**The task:**
Within the listing below, locate all lines containing the word "Learning". Copy each one.

** START Input rows **

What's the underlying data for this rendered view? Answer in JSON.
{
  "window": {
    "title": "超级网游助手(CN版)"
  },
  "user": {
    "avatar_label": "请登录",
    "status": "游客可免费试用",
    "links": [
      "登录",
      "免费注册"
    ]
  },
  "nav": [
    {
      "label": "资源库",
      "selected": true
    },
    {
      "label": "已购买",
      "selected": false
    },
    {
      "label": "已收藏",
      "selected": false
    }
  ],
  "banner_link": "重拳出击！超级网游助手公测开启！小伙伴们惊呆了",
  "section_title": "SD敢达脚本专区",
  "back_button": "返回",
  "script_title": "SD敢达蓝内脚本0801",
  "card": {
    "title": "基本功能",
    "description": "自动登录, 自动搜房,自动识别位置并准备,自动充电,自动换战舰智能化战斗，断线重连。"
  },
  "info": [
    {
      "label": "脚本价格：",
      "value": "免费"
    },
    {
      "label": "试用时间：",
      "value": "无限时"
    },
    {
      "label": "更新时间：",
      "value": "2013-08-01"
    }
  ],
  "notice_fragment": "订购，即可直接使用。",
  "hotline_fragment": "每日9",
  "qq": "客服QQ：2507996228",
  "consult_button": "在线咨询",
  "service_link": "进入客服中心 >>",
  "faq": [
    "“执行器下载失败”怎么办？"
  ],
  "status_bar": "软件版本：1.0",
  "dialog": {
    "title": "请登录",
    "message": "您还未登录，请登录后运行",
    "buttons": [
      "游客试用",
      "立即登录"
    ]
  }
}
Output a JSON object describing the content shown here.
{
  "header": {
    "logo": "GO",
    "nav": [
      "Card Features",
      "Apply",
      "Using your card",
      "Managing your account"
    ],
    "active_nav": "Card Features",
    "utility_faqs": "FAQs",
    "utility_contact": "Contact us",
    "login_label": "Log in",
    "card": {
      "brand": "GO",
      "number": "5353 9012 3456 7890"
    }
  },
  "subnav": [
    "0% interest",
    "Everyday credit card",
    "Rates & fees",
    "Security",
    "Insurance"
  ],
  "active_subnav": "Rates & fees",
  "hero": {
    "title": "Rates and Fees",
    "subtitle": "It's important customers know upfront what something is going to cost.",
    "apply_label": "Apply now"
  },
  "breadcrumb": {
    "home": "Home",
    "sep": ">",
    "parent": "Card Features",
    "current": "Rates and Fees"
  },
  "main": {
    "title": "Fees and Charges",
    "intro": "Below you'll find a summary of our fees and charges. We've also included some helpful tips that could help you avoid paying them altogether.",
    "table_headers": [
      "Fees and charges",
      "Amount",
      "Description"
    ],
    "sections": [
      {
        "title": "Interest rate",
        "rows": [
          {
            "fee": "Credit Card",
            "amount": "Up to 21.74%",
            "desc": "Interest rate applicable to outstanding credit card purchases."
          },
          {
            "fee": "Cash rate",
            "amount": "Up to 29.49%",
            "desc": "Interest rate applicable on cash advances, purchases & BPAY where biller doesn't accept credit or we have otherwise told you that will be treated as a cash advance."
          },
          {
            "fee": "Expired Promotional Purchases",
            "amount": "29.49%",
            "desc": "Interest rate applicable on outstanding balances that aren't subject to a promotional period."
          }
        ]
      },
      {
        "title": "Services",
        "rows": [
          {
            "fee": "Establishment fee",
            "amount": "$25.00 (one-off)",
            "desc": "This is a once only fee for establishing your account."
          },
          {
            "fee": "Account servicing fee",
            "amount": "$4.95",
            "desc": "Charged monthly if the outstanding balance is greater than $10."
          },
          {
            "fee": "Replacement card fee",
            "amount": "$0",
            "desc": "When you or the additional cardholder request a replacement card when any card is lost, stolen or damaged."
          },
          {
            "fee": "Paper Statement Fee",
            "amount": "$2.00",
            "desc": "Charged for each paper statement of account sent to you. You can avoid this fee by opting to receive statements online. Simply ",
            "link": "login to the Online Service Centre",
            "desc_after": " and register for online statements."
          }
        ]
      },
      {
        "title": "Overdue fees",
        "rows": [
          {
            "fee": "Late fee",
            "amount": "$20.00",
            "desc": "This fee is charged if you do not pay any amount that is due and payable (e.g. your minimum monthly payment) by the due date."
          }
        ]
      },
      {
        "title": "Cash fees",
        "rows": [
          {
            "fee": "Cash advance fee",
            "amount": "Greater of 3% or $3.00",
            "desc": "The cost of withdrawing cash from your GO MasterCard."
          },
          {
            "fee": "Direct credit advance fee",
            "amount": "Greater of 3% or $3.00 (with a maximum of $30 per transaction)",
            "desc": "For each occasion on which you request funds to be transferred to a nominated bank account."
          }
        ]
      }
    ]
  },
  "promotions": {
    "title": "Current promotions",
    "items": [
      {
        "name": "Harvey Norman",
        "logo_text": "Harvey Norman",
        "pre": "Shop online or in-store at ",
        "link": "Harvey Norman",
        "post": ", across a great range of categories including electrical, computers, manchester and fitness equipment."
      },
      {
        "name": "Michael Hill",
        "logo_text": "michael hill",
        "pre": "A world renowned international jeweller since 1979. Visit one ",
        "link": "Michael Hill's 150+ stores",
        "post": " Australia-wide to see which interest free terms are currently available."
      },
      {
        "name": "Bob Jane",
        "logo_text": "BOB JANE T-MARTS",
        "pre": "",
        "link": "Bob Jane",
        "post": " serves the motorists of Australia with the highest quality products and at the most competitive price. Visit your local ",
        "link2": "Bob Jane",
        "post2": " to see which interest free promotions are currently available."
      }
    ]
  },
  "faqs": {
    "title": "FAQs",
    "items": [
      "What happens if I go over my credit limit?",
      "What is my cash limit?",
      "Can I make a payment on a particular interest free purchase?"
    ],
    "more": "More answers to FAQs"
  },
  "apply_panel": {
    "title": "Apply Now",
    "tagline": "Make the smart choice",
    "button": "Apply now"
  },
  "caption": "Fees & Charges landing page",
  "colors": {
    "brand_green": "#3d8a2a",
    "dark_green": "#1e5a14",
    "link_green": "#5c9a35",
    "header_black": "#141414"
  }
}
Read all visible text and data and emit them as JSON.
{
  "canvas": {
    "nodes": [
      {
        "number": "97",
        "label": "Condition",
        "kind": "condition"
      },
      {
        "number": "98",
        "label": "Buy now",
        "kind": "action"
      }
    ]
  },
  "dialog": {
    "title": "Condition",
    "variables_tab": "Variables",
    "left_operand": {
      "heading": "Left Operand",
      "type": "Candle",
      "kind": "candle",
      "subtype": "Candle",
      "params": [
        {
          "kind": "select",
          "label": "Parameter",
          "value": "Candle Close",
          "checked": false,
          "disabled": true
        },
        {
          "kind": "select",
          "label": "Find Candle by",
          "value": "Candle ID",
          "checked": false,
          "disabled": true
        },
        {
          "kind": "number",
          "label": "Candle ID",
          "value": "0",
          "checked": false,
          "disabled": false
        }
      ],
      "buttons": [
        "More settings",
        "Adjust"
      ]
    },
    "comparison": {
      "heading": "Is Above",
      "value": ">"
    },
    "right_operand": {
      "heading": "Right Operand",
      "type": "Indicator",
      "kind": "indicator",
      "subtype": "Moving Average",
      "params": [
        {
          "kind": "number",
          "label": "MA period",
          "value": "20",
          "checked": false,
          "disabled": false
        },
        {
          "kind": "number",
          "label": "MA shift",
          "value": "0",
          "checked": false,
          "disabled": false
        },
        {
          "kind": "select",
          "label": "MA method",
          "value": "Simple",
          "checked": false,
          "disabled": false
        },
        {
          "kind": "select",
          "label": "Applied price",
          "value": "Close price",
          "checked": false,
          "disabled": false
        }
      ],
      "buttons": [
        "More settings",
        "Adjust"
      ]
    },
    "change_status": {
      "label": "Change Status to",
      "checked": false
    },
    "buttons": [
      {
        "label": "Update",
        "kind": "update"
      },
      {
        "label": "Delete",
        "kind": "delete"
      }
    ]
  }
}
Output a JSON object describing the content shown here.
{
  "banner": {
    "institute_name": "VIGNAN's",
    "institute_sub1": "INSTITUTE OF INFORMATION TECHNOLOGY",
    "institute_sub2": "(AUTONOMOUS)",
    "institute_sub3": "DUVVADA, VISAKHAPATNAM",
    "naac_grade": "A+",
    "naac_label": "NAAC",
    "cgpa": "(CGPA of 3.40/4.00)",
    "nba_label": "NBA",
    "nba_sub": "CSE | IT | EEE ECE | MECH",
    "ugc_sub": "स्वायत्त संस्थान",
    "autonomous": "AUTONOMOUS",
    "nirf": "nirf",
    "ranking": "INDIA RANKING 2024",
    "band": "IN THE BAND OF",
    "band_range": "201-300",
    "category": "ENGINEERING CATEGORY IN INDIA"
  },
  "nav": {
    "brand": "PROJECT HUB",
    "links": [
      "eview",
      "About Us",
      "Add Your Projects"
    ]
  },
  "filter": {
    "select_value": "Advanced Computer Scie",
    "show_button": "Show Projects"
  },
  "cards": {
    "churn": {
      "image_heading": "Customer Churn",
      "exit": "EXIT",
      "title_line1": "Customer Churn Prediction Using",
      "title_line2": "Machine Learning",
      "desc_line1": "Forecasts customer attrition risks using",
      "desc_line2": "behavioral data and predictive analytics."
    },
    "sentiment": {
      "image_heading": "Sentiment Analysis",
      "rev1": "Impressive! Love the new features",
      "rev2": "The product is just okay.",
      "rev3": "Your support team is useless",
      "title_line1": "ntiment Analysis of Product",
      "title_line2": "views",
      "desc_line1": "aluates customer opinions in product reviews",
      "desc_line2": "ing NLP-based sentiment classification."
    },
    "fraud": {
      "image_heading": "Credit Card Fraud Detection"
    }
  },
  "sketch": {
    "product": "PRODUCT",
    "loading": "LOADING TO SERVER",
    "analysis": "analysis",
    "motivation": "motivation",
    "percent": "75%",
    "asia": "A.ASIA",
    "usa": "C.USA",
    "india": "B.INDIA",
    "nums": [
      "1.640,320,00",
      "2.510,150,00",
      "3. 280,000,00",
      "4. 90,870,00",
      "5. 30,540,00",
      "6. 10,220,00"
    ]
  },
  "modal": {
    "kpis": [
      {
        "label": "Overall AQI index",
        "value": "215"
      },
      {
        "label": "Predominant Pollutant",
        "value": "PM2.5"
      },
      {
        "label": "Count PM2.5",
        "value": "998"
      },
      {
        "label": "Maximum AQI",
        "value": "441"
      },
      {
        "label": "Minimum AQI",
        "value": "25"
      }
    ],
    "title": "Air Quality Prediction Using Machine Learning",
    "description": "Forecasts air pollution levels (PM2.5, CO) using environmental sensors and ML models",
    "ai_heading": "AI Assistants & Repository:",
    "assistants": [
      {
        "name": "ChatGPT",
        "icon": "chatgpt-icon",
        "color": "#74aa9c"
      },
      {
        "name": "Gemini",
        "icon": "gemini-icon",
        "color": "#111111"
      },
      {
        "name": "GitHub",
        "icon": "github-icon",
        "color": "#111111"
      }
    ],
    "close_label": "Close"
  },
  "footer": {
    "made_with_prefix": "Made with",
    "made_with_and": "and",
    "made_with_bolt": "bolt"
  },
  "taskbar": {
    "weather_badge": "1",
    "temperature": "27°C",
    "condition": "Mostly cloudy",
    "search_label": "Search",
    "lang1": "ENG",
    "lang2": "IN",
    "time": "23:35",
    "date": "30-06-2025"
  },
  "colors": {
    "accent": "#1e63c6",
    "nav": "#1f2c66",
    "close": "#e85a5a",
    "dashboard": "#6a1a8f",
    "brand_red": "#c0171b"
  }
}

** END Input rows **

**Solution to this exercise:**
      "title_line2": "Machine Learning",
    "title": "Air Quality Prediction Using Machine Learning",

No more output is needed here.